Drop every picture and give the entries back exactly.

Data entries:
::::::
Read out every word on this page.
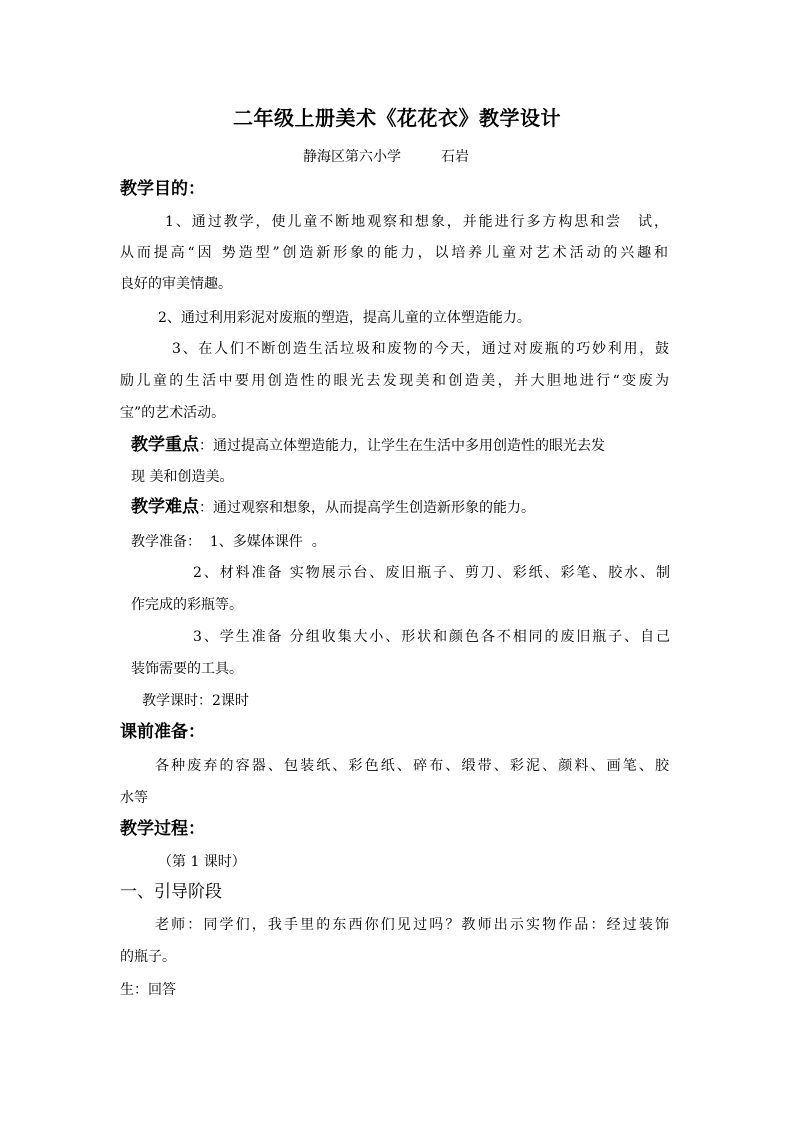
二年级上册美术《花花衣》教学设计
静海区第六小学	石岩
教学目的：
1、通过教学，使儿童不断地观察和想象，并能进行多方构思和尝　试，
从而提高“因 势造型”创造新形象的能力，以培养儿童对艺术活动的兴趣和
良好的审美情趣。
2、通过利用彩泥对废瓶的塑造，提高儿童的立体塑造能力。
3、在人们不断创造生活垃圾和废物的今天，通过对废瓶的巧妙利用，鼓
励儿童的生活中要用创造性的眼光去发现美和创造美，并大胆地进行“变废为
宝”的艺术活动。
教学重点：通过提高立体塑造能力，让学生在生活中多用创造性的眼光去发
现 美和创造美。
教学难点：通过观察和想象，从而提高学生创造新形象的能力。
教学准备：  1、多媒体课件  。
2、材料准备 实物展示台、废旧瓶子、剪刀、彩纸、彩笔、胶水、制
作完成的彩瓶等。
3、学生准备 分组收集大小、形状和颜色各不相同的废旧瓶子、自己
装饰需要的工具。
教学课时：2课时
课前准备：
各种废弃的容器、包装纸、彩色纸、碎布、缎带、彩泥、颜料、画笔、胶
水等
教学过程：
（第 1 课时）
一、引导阶段
老师：同学们，我手里的东西你们见过吗？教师出示实物作品：经过装饰
的瓶子。
生：回答
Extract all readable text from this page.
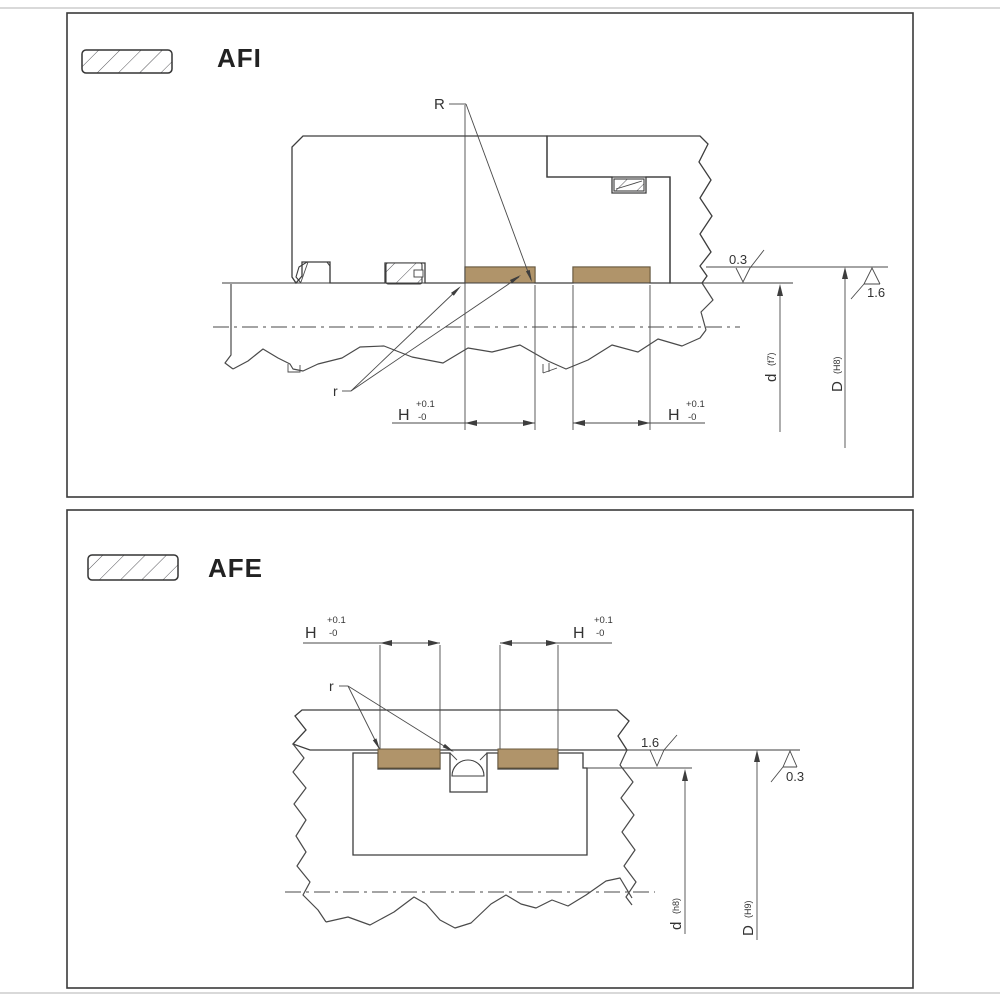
AFI
0.3
1.6
H
+0.1
-0	H
+0.1
-0
R
r
d
(f7)
D
(H8)
AFE
H
+0.1
-0	H
+0.1
-0
r
1.6
0.3
d
(h8)
D
(H9)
::::::
Task result
Read out every word on this page.
二年级上册美术《花花衣》教学设计
静海区第六小学	石岩
教学目的：
1、通过教学，使儿童不断地观察和想象，并能进行多方构思和尝　试，
从而提高“因 势造型”创造新形象的能力，以培养儿童对艺术活动的兴趣和
良好的审美情趣。
2、通过利用彩泥对废瓶的塑造，提高儿童的立体塑造能力。
3、在人们不断创造生活垃圾和废物的今天，通过对废瓶的巧妙利用，鼓
励儿童的生活中要用创造性的眼光去发现美和创造美，并大胆地进行“变废为
宝”的艺术活动。
教学重点：通过提高立体塑造能力，让学生在生活中多用创造性的眼光去发
现 美和创造美。
教学难点：通过观察和想象，从而提高学生创造新形象的能力。
教学准备：  1、多媒体课件  。
2、材料准备 实物展示台、废旧瓶子、剪刀、彩纸、彩笔、胶水、制
作完成的彩瓶等。
3、学生准备 分组收集大小、形状和颜色各不相同的废旧瓶子、自己
装饰需要的工具。
教学课时：2课时
课前准备：
各种废弃的容器、包装纸、彩色纸、碎布、缎带、彩泥、颜料、画笔、胶
水等
教学过程：
（第 1 课时）
一、引导阶段
老师：同学们，我手里的东西你们见过吗？教师出示实物作品：经过装饰
的瓶子。
生：回答
Extract all readable text from this page.
AFI
0.3
1.6
H
+0.1
-0	H
+0.1
-0
R
r
d
(f7)
D
(H8)
AFE
H
+0.1
-0	H
+0.1
-0
r
1.6
0.3
d
(h8)
D
(H9)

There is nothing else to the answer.